• Aim of the task: What you return must match the records word for word, except that images are dropped.

• Data:
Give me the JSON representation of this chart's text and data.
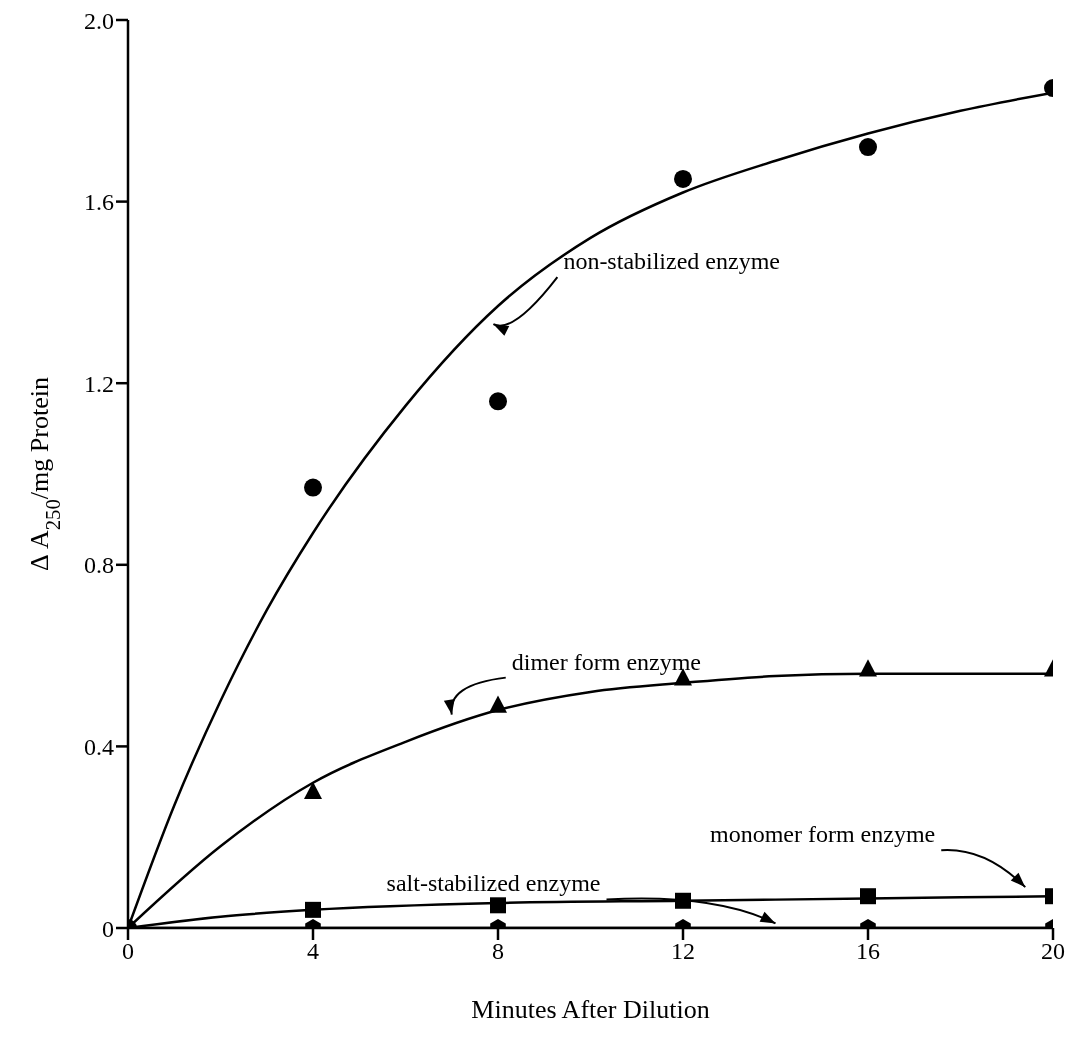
{
  "chart_data": {
    "type": "scatter",
    "xlabel": "Minutes After Dilution",
    "ylabel": "Δ A$_{250}$/mg Protein",
    "xlim": [
      0,
      20
    ],
    "xticks": [
      0,
      4,
      8,
      12,
      16,
      20
    ],
    "ylim": [
      0,
      2
    ],
    "yticks": [
      0,
      0.4,
      0.8,
      1.2,
      1.6,
      {
        "value": 2,
        "label": "2.0"
      }
    ],
    "legend": false,
    "series": [
      {
        "type": "scatter",
        "color": "#000000",
        "marker": "circle",
        "x": [
          0,
          4,
          8,
          12,
          16,
          20
        ],
        "values": [
          0,
          0.97,
          1.16,
          1.65,
          1.72,
          1.85
        ]
      },
      {
        "type": "scatter",
        "color": "#000000",
        "marker": "triangle",
        "x": [
          4,
          8,
          12,
          16,
          20
        ],
        "values": [
          0.3,
          0.49,
          0.55,
          0.57,
          0.57
        ]
      },
      {
        "type": "scatter",
        "color": "#000000",
        "marker": "square",
        "x": [
          4,
          8,
          12,
          16,
          20
        ],
        "values": [
          0.04,
          0.05,
          0.06,
          0.07,
          0.07
        ]
      },
      {
        "type": "scatter",
        "color": "#000000",
        "x": [
          4,
          8,
          12,
          16,
          20
        ],
        "values": [
          0,
          0,
          0,
          0,
          0
        ]
      },
      {
        "type": "line",
        "color": "#000000",
        "marker": "none",
        "line_style": "solid",
        "x": [
          0,
          1,
          2,
          3,
          4,
          6,
          8,
          10,
          12,
          14,
          16,
          18,
          20
        ],
        "values": [
          0,
          0.27,
          0.5,
          0.7,
          0.87,
          1.15,
          1.37,
          1.52,
          1.62,
          1.69,
          1.75,
          1.8,
          1.84
        ]
      },
      {
        "type": "line",
        "color": "#000000",
        "marker": "none",
        "line_style": "solid",
        "x": [
          0,
          2,
          4,
          6,
          8,
          10,
          12,
          14,
          16,
          18,
          20
        ],
        "values": [
          0,
          0.18,
          0.32,
          0.41,
          0.48,
          0.52,
          0.54,
          0.555,
          0.56,
          0.56,
          0.56
        ]
      },
      {
        "type": "line",
        "color": "#000000",
        "marker": "none",
        "line_style": "solid",
        "x": [
          0,
          2,
          4,
          8,
          12,
          16,
          20
        ],
        "values": [
          0,
          0.025,
          0.04,
          0.055,
          0.06,
          0.065,
          0.07
        ]
      },
      {
        "type": "line",
        "color": "#000000",
        "marker": "none",
        "line_style": "solid",
        "x": [
          0,
          20
        ],
        "values": [
          0,
          0
        ]
      }
    ],
    "annotations": [
      "non-stabilized enzyme",
      "dimer form enzyme",
      "monomer form enzyme",
      "salt-stabilized enzyme"
    ]
  }
}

• Exercise output:
Give me the JSON representation of this chart's text and data.
{
  "chart_data": {
    "type": "scatter",
    "xlabel": "Minutes After Dilution",
    "ylabel": "Δ A$_{250}$/mg Protein",
    "xlim": [
      0,
      20
    ],
    "xticks": [
      0,
      4,
      8,
      12,
      16,
      20
    ],
    "ylim": [
      0,
      2
    ],
    "yticks": [
      0,
      0.4,
      0.8,
      1.2,
      1.6,
      {
        "value": 2,
        "label": "2.0"
      }
    ],
    "legend": false,
    "series": [
      {
        "type": "scatter",
        "color": "#000000",
        "marker": "circle",
        "x": [
          0,
          4,
          8,
          12,
          16,
          20
        ],
        "values": [
          0,
          0.97,
          1.16,
          1.65,
          1.72,
          1.85
        ]
      },
      {
        "type": "scatter",
        "color": "#000000",
        "marker": "triangle",
        "x": [
          4,
          8,
          12,
          16,
          20
        ],
        "values": [
          0.3,
          0.49,
          0.55,
          0.57,
          0.57
        ]
      },
      {
        "type": "scatter",
        "color": "#000000",
        "marker": "square",
        "x": [
          4,
          8,
          12,
          16,
          20
        ],
        "values": [
          0.04,
          0.05,
          0.06,
          0.07,
          0.07
        ]
      },
      {
        "type": "scatter",
        "color": "#000000",
        "x": [
          4,
          8,
          12,
          16,
          20
        ],
        "values": [
          0,
          0,
          0,
          0,
          0
        ]
      },
      {
        "type": "line",
        "color": "#000000",
        "marker": "none",
        "line_style": "solid",
        "x": [
          0,
          1,
          2,
          3,
          4,
          6,
          8,
          10,
          12,
          14,
          16,
          18,
          20
        ],
        "values": [
          0,
          0.27,
          0.5,
          0.7,
          0.87,
          1.15,
          1.37,
          1.52,
          1.62,
          1.69,
          1.75,
          1.8,
          1.84
        ]
      },
      {
        "type": "line",
        "color": "#000000",
        "marker": "none",
        "line_style": "solid",
        "x": [
          0,
          2,
          4,
          6,
          8,
          10,
          12,
          14,
          16,
          18,
          20
        ],
        "values": [
          0,
          0.18,
          0.32,
          0.41,
          0.48,
          0.52,
          0.54,
          0.555,
          0.56,
          0.56,
          0.56
        ]
      },
      {
        "type": "line",
        "color": "#000000",
        "marker": "none",
        "line_style": "solid",
        "x": [
          0,
          2,
          4,
          8,
          12,
          16,
          20
        ],
        "values": [
          0,
          0.025,
          0.04,
          0.055,
          0.06,
          0.065,
          0.07
        ]
      },
      {
        "type": "line",
        "color": "#000000",
        "marker": "none",
        "line_style": "solid",
        "x": [
          0,
          20
        ],
        "values": [
          0,
          0
        ]
      }
    ],
    "annotations": [
      "non-stabilized enzyme",
      "dimer form enzyme",
      "monomer form enzyme",
      "salt-stabilized enzyme"
    ]
  }
}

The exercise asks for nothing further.